* [Objective]
From the listing below, pull out the lines that hold "hàng".

* [Task inputs]

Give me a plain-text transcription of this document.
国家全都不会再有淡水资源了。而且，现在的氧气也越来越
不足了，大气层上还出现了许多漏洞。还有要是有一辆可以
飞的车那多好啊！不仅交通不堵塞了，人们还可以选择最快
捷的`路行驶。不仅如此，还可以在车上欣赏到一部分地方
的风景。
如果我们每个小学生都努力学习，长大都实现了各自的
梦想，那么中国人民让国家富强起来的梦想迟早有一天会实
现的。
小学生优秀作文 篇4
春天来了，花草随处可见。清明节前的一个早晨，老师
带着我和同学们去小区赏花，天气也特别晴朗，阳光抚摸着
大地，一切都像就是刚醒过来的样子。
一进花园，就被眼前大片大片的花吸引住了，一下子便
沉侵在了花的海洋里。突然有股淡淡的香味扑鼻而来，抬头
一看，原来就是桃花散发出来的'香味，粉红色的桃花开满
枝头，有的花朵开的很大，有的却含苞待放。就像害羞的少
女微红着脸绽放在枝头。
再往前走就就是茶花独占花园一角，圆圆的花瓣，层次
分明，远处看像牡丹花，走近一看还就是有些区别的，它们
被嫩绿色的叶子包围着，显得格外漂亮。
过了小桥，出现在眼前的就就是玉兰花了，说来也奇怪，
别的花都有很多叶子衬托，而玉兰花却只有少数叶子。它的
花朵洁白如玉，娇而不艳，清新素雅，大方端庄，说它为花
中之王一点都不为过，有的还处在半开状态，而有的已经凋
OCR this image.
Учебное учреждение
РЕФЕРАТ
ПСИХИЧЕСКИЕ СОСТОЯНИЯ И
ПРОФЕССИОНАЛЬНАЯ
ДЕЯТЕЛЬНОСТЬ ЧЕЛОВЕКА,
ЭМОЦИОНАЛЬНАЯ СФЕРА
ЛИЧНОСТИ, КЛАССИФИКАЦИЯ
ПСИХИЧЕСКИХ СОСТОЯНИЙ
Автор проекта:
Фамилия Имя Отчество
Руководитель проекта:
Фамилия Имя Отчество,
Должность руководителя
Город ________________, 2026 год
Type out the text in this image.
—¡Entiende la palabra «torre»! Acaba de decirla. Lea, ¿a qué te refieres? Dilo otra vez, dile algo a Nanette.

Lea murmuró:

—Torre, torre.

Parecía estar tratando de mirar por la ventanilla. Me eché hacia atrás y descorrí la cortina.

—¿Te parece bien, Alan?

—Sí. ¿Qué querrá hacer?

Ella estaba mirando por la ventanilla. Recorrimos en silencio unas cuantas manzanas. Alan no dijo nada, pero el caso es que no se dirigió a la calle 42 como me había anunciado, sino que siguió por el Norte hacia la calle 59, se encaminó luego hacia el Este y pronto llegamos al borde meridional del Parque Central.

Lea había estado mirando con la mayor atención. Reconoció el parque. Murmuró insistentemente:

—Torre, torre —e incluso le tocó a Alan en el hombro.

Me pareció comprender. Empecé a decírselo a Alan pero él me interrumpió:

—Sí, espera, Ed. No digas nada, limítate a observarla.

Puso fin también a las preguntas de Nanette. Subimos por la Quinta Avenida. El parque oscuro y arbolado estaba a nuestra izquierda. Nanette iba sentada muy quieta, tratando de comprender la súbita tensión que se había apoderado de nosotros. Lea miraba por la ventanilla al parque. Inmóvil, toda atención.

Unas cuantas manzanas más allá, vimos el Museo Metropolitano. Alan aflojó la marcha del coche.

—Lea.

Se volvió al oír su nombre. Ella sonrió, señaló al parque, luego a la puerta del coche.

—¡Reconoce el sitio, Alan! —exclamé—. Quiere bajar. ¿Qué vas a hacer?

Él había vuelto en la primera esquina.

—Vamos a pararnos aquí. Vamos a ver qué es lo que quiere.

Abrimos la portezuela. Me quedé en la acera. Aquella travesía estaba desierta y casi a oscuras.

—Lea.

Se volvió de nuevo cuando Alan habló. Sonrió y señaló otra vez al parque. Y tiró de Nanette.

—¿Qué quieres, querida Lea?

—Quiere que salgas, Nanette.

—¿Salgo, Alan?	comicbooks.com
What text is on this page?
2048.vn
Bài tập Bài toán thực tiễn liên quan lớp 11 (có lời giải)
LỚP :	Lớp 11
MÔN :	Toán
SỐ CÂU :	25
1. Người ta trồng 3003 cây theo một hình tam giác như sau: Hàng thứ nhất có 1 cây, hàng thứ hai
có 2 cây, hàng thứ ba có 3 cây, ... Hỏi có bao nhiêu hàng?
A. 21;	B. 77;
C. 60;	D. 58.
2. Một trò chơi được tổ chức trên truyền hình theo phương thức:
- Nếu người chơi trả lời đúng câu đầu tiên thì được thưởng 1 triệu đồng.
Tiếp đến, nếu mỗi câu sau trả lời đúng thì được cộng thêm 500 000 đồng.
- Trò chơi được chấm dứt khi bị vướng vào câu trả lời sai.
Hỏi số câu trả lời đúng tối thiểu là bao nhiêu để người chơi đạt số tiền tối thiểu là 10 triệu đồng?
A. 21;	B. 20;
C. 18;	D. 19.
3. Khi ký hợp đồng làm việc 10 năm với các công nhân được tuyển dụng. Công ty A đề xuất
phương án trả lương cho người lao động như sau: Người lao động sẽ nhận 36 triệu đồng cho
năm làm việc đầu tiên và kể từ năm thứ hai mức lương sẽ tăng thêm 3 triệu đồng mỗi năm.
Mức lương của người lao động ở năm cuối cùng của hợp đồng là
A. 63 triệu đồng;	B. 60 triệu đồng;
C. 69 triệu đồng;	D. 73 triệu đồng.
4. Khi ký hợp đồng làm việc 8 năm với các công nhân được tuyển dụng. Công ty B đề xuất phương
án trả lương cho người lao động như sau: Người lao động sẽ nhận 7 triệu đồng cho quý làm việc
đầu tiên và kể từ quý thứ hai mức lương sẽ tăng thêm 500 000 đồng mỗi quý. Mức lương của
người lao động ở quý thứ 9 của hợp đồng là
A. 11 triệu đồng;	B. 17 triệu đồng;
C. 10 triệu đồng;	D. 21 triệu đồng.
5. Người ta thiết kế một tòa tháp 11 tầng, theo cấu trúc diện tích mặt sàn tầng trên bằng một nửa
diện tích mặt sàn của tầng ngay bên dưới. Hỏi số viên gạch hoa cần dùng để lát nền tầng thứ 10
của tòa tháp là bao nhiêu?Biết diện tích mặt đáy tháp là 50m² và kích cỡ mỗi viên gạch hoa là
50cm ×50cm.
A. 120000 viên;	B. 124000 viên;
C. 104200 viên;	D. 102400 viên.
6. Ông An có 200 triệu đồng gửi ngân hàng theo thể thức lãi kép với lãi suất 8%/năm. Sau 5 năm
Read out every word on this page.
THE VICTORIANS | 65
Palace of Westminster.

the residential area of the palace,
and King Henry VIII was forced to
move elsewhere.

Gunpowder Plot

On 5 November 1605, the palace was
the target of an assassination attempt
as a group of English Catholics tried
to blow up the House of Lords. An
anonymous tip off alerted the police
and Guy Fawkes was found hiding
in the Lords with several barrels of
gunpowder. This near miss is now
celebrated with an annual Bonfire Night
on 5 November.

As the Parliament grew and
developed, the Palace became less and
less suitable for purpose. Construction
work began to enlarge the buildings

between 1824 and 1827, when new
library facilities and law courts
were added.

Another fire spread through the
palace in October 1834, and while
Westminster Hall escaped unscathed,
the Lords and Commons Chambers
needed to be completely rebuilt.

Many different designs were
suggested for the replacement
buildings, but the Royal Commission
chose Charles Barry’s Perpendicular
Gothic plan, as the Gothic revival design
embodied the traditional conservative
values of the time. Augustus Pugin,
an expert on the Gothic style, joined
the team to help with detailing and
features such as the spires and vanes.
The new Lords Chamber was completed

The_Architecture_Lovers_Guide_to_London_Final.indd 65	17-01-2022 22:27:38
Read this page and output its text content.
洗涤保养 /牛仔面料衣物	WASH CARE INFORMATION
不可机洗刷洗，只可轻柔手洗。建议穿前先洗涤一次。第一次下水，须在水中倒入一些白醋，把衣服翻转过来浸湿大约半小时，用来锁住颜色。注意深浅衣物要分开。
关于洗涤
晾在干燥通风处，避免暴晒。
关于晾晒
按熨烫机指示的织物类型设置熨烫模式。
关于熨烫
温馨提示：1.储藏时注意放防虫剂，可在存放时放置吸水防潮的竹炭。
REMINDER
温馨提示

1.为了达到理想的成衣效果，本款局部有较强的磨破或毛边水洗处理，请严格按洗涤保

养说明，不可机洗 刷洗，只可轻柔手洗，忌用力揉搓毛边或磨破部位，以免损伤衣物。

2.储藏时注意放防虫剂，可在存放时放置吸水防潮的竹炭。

* [Task output]
1. Người ta trồng 3003 cây theo một hình tam giác như sau: Hàng thứ nhất có 1 cây, hàng thứ hai
có 2 cây, hàng thứ ba có 3 cây, ... Hỏi có bao nhiêu hàng?
6. Ông An có 200 triệu đồng gửi ngân hàng theo thể thức lãi kép với lãi suất 8%/năm. Sau 5 năm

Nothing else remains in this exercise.